**Short problem:** Write out all the lines again, precisely as they stand, but without the images.

Collected data entries
▬▬▬
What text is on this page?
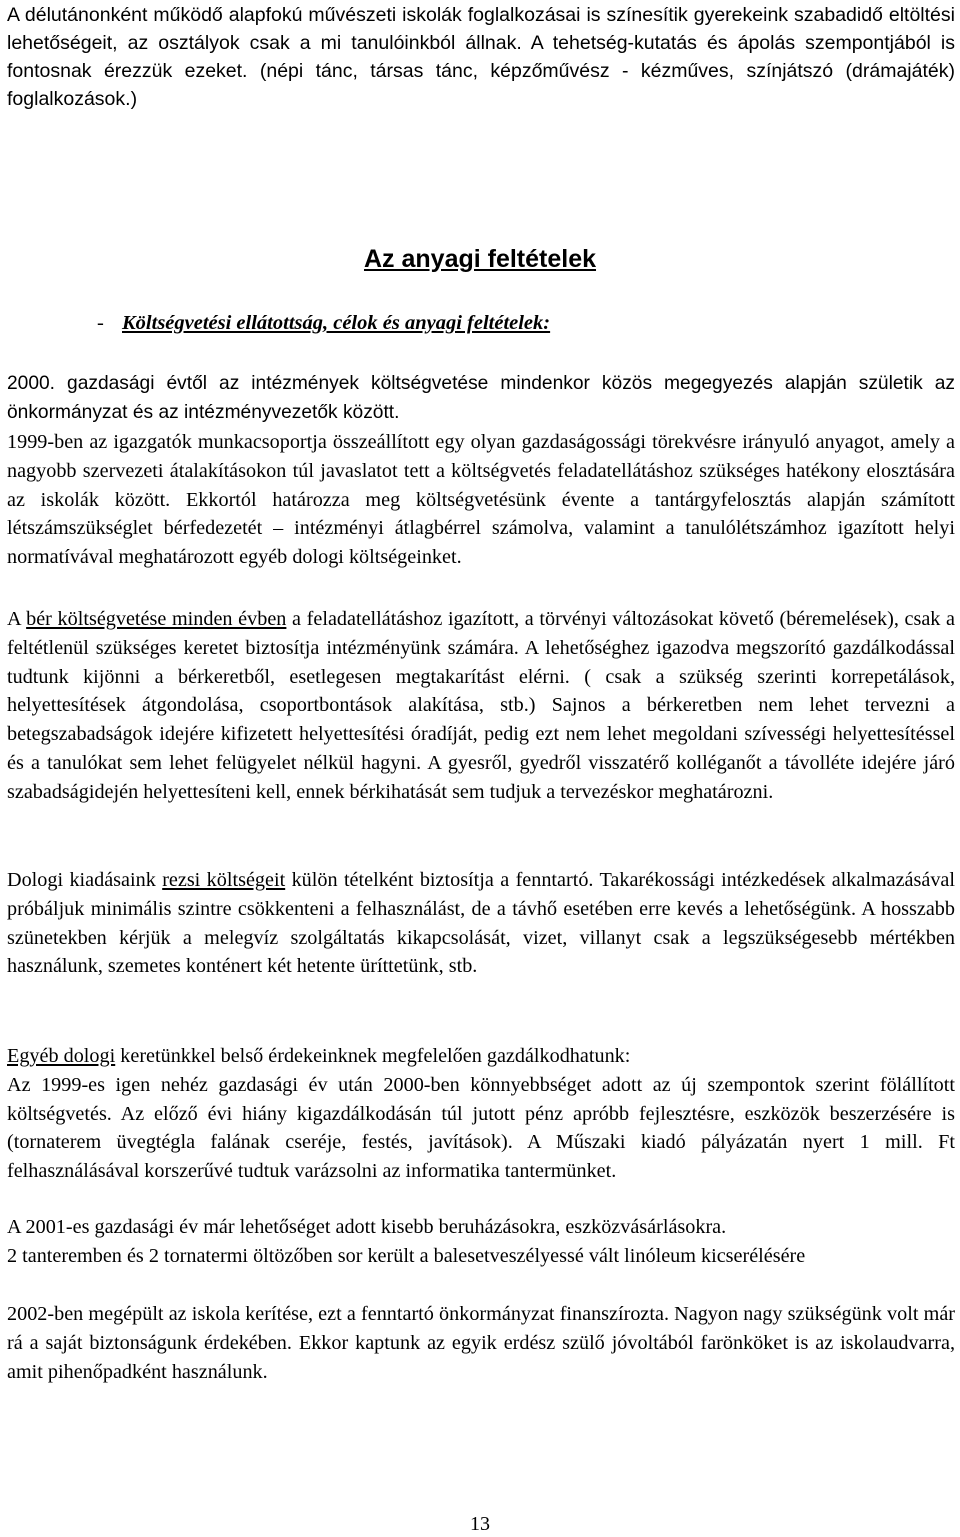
A délutánonként működő alapfokú művészeti iskolák foglalkozásai is színesítik gyerekeink szabadidő eltöltési lehetőségeit, az osztályok csak a mi tanulóinkból állnak. A tehetség-kutatás és ápolás szempontjából is fontosnak érezzük ezeket. (népi tánc, társas tánc, képzőművész - kézműves, színjátszó (drámajáték) foglalkozások.)

Az anyagi feltételek

- Költségvetési ellátottság, célok és anyagi feltételek:

2000. gazdasági évtől az intézmények költségvetése mindenkor közös megegyezés alapján születik az önkormányzat és az intézményvezetők között.

1999-ben az igazgatók munkacsoportja összeállított egy olyan gazdaságossági törekvésre irányuló anyagot, amely a nagyobb szervezeti átalakításokon túl javaslatot tett a költségvetés feladatellátáshoz szükséges hatékony elosztására az iskolák között. Ekkortól határozza meg költségvetésünk évente a tantárgyfelosztás alapján számított létszámszükséglet bérfedezetét – intézményi átlagbérrel számolva, valamint a tanulólétszámhoz igazított helyi normatívával meghatározott egyéb dologi költségeinket.

A bér költségvetése minden évben a feladatellátáshoz igazított, a törvényi változásokat követő (béremelések), csak a feltétlenül szükséges keretet biztosítja intézményünk számára. A lehetőséghez igazodva megszorító gazdálkodással tudtunk kijönni a bérkeretből, esetlegesen megtakarítást elérni. ( csak a szükség szerinti korrepetálások, helyettesítések átgondolása, csoportbontások alakítása, stb.) Sajnos a bérkeretben nem lehet tervezni a betegszabadságok idejére kifizetett helyettesítési óradíját, pedig ezt nem lehet megoldani szívességi helyettesítéssel és a tanulókat sem lehet felügyelet nélkül hagyni. A gyesről, gyedről visszatérő kolléganőt a távolléte idejére járó szabadságidején helyettesíteni kell, ennek bérkihatását sem tudjuk a tervezéskor meghatározni.

Dologi kiadásaink rezsi költségeit külön tételként biztosítja a fenntartó. Takarékossági intézkedések alkalmazásával próbáljuk minimális szintre csökkenteni a felhasználást, de a távhő esetében erre kevés a lehetőségünk. A hosszabb szünetekben kérjük a melegvíz szolgáltatás kikapcsolását, vizet, villanyt csak a legszükségesebb mértékben használunk, szemetes konténert két hetente üríttetünk, stb.

Egyéb dologi keretünkkel belső érdekeinknek megfelelően gazdálkodhatunk:
Az 1999-es igen nehéz gazdasági év után 2000-ben könnyebbséget adott az új szempontok szerint fölállított költségvetés. Az előző évi hiány kigazdálkodásán túl jutott pénz apróbb fejlesztésre, eszközök beszerzésére is (tornaterem üvegtégla falának cseréje, festés, javítások). A Műszaki kiadó pályázatán nyert 1 mill. Ft felhasználásával korszerűvé tudtuk varázsolni az informatika tantermünket.

A 2001-es gazdasági év már lehetőséget adott kisebb beruházásokra, eszközvásárlásokra.

2 tanteremben és 2 tornatermi öltözőben sor került a balesetveszélyessé vált linóleum kicserélésére

2002-ben megépült az iskola kerítése, ezt a fenntartó önkormányzat finanszírozta. Nagyon nagy szükségünk volt már rá a saját biztonságunk érdekében. Ekkor kaptunk az egyik erdész szülő jóvoltából farönköket is az iskolaudvarra, amit pihenőpadként használunk.

13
▬▬▬
**Task answer:**
What text is on this page?
A délutánonként működő alapfokú művészeti iskolák foglalkozásai is színesítik gyerekeink szabadidő eltöltési lehetőségeit, az osztályok csak a mi tanulóinkból állnak. A tehetség-kutatás és ápolás szempontjából is fontosnak érezzük ezeket. (népi tánc, társas tánc, képzőművész - kézműves, színjátszó (drámajáték) foglalkozások.)

Az anyagi feltételek

- Költségvetési ellátottság, célok és anyagi feltételek:

2000. gazdasági évtől az intézmények költségvetése mindenkor közös megegyezés alapján születik az önkormányzat és az intézményvezetők között.

1999-ben az igazgatók munkacsoportja összeállított egy olyan gazdaságossági törekvésre irányuló anyagot, amely a nagyobb szervezeti átalakításokon túl javaslatot tett a költségvetés feladatellátáshoz szükséges hatékony elosztására az iskolák között. Ekkortól határozza meg költségvetésünk évente a tantárgyfelosztás alapján számított létszámszükséglet bérfedezetét – intézményi átlagbérrel számolva, valamint a tanulólétszámhoz igazított helyi normatívával meghatározott egyéb dologi költségeinket.

A bér költségvetése minden évben a feladatellátáshoz igazított, a törvényi változásokat követő (béremelések), csak a feltétlenül szükséges keretet biztosítja intézményünk számára. A lehetőséghez igazodva megszorító gazdálkodással tudtunk kijönni a bérkeretből, esetlegesen megtakarítást elérni. ( csak a szükség szerinti korrepetálások, helyettesítések átgondolása, csoportbontások alakítása, stb.) Sajnos a bérkeretben nem lehet tervezni a betegszabadságok idejére kifizetett helyettesítési óradíját, pedig ezt nem lehet megoldani szívességi helyettesítéssel és a tanulókat sem lehet felügyelet nélkül hagyni. A gyesről, gyedről visszatérő kolléganőt a távolléte idejére járó szabadságidején helyettesíteni kell, ennek bérkihatását sem tudjuk a tervezéskor meghatározni.

Dologi kiadásaink rezsi költségeit külön tételként biztosítja a fenntartó. Takarékossági intézkedések alkalmazásával próbáljuk minimális szintre csökkenteni a felhasználást, de a távhő esetében erre kevés a lehetőségünk. A hosszabb szünetekben kérjük a melegvíz szolgáltatás kikapcsolását, vizet, villanyt csak a legszükségesebb mértékben használunk, szemetes konténert két hetente üríttetünk, stb.

Egyéb dologi keretünkkel belső érdekeinknek megfelelően gazdálkodhatunk:
Az 1999-es igen nehéz gazdasági év után 2000-ben könnyebbséget adott az új szempontok szerint fölállított költségvetés. Az előző évi hiány kigazdálkodásán túl jutott pénz apróbb fejlesztésre, eszközök beszerzésére is (tornaterem üvegtégla falának cseréje, festés, javítások). A Műszaki kiadó pályázatán nyert 1 mill. Ft felhasználásával korszerűvé tudtuk varázsolni az informatika tantermünket.

A 2001-es gazdasági év már lehetőséget adott kisebb beruházásokra, eszközvásárlásokra.

2 tanteremben és 2 tornatermi öltözőben sor került a balesetveszélyessé vált linóleum kicserélésére

2002-ben megépült az iskola kerítése, ezt a fenntartó önkormányzat finanszírozta. Nagyon nagy szükségünk volt már rá a saját biztonságunk érdekében. Ekkor kaptunk az egyik erdész szülő jóvoltából farönköket is az iskolaudvarra, amit pihenőpadként használunk.

13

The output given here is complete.